**DIRECTION:**
For every line in the data below that contains "Verrucomicrobia", copy the line.

======== EXERCISE MATERIAL ========

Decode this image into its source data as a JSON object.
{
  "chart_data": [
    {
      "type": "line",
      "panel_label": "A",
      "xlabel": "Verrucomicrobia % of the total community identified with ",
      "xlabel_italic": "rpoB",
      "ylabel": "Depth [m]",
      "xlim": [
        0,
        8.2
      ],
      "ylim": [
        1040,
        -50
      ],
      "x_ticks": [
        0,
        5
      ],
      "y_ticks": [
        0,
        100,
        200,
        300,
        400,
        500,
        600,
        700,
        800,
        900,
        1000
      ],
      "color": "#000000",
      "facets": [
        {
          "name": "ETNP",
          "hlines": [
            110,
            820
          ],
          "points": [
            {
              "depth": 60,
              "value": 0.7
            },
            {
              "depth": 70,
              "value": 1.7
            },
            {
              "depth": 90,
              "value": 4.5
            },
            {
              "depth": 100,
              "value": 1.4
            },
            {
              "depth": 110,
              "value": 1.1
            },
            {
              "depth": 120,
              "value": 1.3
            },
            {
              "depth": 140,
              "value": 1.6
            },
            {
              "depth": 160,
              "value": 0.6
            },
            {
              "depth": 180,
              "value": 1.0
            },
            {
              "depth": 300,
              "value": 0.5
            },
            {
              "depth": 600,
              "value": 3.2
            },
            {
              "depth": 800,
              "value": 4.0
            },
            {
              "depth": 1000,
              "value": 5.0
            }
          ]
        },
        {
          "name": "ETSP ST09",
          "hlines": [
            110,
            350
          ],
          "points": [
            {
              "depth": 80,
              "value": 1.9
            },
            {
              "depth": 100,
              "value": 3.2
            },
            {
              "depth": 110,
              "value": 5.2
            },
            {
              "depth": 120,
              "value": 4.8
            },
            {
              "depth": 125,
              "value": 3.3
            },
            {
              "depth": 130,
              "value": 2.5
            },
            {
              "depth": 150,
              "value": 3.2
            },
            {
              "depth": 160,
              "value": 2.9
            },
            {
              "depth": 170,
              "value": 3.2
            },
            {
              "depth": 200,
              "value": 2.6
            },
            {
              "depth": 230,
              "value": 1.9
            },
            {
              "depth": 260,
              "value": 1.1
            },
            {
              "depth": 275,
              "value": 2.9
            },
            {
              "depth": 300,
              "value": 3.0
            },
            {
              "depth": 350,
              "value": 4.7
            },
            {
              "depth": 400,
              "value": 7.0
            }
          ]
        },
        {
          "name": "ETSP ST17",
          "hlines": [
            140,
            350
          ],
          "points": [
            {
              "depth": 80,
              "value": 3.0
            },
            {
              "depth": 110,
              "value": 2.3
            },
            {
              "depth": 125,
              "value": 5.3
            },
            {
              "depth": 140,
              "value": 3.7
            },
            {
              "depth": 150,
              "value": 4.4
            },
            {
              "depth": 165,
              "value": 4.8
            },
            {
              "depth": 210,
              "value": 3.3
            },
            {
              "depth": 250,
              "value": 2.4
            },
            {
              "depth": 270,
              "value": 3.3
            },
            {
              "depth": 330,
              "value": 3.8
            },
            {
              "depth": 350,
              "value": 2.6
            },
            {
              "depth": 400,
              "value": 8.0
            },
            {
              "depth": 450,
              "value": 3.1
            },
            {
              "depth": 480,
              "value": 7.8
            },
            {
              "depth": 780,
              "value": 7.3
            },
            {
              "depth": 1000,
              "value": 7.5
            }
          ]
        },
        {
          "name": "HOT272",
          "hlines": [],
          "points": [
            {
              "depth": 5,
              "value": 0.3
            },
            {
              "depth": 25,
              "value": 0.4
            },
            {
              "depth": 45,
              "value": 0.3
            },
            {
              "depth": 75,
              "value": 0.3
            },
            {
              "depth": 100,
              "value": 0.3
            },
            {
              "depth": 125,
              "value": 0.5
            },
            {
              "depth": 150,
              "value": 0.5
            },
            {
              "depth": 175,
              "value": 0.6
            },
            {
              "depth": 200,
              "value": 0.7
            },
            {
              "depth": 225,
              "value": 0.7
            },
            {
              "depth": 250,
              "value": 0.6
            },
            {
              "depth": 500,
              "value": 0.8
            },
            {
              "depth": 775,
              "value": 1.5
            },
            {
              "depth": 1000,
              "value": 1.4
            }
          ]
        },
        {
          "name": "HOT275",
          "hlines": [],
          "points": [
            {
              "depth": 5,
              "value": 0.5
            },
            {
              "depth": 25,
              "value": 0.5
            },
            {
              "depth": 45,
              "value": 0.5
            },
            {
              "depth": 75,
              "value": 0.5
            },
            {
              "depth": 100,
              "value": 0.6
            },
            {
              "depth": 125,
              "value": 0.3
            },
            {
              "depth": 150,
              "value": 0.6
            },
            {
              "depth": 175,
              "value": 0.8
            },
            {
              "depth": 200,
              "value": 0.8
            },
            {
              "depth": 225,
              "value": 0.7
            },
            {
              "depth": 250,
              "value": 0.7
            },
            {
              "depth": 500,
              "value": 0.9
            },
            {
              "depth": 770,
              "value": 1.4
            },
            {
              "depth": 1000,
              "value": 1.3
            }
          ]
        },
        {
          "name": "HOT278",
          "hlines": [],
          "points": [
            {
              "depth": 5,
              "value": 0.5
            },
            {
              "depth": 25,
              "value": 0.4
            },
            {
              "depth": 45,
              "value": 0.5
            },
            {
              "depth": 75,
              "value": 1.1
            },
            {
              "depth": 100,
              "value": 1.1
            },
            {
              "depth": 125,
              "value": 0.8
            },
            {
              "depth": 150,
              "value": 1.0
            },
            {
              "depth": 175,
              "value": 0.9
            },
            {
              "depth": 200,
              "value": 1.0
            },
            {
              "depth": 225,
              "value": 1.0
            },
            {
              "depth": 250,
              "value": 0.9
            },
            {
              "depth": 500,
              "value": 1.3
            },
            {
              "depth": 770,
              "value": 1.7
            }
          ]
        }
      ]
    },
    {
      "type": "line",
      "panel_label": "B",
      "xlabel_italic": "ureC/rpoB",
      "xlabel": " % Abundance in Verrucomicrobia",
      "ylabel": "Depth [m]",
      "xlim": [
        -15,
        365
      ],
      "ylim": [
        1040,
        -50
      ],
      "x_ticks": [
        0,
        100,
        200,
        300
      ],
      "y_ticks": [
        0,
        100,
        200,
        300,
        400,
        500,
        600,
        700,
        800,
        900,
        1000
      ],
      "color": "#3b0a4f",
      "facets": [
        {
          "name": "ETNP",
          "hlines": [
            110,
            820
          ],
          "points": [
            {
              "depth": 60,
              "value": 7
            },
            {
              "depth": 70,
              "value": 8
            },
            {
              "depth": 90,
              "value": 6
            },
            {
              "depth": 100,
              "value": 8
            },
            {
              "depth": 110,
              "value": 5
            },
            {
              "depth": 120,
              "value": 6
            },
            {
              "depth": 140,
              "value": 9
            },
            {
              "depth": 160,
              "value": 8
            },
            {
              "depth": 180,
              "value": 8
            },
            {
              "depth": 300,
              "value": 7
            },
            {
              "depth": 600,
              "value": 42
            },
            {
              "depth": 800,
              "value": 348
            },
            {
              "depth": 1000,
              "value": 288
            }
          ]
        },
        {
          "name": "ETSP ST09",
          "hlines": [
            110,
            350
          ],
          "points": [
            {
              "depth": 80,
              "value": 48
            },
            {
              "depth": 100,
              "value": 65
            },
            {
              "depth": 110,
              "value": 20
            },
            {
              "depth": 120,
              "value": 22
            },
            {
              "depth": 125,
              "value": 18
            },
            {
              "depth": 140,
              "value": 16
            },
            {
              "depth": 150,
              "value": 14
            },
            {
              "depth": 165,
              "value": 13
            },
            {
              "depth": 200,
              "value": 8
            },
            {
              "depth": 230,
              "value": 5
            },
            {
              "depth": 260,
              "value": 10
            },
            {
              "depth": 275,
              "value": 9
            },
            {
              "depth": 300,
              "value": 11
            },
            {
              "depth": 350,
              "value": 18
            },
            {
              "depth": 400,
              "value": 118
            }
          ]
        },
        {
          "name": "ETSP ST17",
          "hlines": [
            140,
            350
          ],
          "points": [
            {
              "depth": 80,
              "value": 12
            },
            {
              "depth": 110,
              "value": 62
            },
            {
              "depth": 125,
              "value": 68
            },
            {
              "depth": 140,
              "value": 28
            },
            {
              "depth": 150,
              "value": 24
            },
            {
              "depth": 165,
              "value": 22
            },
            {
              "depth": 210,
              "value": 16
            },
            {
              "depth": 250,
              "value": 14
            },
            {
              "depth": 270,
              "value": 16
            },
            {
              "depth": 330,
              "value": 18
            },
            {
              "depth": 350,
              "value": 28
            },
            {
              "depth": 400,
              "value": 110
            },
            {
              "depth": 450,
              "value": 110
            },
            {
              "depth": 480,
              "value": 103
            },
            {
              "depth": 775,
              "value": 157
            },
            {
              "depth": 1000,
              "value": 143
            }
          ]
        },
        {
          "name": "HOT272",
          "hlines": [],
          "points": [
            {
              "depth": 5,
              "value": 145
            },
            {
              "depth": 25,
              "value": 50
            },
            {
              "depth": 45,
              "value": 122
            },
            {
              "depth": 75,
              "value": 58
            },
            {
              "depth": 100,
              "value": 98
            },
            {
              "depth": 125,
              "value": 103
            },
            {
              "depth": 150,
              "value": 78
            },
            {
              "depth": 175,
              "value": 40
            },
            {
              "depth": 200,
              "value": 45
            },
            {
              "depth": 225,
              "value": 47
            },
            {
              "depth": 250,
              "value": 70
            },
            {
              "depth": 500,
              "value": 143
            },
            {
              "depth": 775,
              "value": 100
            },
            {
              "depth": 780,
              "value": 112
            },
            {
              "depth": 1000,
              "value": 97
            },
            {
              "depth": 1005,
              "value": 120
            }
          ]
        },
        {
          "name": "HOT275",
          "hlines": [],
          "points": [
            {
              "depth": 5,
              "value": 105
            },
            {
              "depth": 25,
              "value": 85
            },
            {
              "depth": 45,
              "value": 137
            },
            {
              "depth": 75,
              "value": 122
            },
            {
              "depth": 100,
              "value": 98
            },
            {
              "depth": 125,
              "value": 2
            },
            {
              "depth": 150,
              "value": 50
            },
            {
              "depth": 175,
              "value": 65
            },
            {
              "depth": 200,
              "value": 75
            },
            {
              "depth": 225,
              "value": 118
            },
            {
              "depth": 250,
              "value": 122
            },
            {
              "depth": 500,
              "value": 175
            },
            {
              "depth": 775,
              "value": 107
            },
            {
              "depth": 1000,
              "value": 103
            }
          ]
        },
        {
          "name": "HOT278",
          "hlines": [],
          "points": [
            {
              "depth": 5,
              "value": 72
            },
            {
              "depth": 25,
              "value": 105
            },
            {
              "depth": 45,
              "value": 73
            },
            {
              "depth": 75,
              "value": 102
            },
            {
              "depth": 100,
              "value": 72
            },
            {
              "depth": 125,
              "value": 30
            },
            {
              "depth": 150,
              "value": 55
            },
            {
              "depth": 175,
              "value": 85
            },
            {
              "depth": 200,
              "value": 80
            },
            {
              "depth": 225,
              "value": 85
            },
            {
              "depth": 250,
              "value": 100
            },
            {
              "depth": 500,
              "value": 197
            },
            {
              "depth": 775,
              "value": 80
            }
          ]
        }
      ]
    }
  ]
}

========

**WRITTEN SOLUTION:**
      "xlabel": "Verrucomicrobia % of the total community identified with ",
      "xlabel": " % Abundance in Verrucomicrobia",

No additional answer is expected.